Your task is to count the lines of the entries below that include the word "Nueva" and to give only the resulting number.
** Start **
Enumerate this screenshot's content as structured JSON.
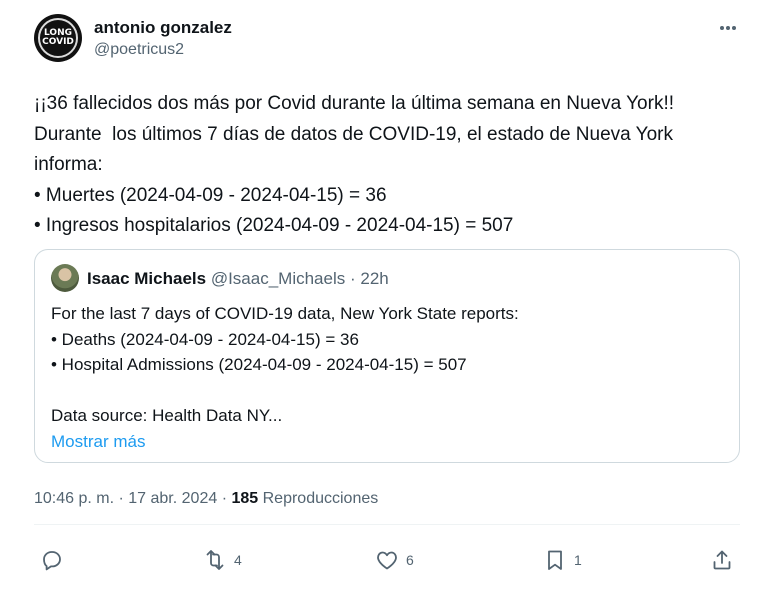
{
  "tweet": {
    "author": {
      "display_name": "antonio gonzalez",
      "handle": "@poetricus2",
      "avatar_text": "LONG COVID"
    },
    "text_lines": [
      "¡¡36 fallecidos dos más por Covid durante la última semana en Nueva York!!",
      "Durante  los últimos 7 días de datos de COVID-19, el estado de Nueva York",
      "informa:",
      "• Muertes (2024-04-09 - 2024-04-15) = 36",
      "• Ingresos hospitalarios (2024-04-09 - 2024-04-15) = 507"
    ],
    "quoted": {
      "display_name": "Isaac Michaels",
      "handle": "@Isaac_Michaels",
      "separator": "·",
      "time": "22h",
      "lines": [
        "For the last 7 days of COVID-19 data, New York State reports:",
        "• Deaths (2024-04-09 - 2024-04-15) = 36",
        "• Hospital Admissions (2024-04-09 - 2024-04-15) = 507",
        "",
        "Data source: Health Data NY..."
      ],
      "show_more": "Mostrar más"
    },
    "timestamp": "10:46 p. m. · 17 abr. 2024",
    "meta_separator": "·",
    "views_count": "185",
    "views_label": "Reproducciones",
    "actions": {
      "reply_count": "",
      "retweet_count": "4",
      "like_count": "6",
      "bookmark_count": "1"
    },
    "colors": {
      "text": "#0f1419",
      "secondary": "#536471",
      "link": "#1d9bf0",
      "border": "#cfd9de"
    }
  }
}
** End **
### [Full solution]
2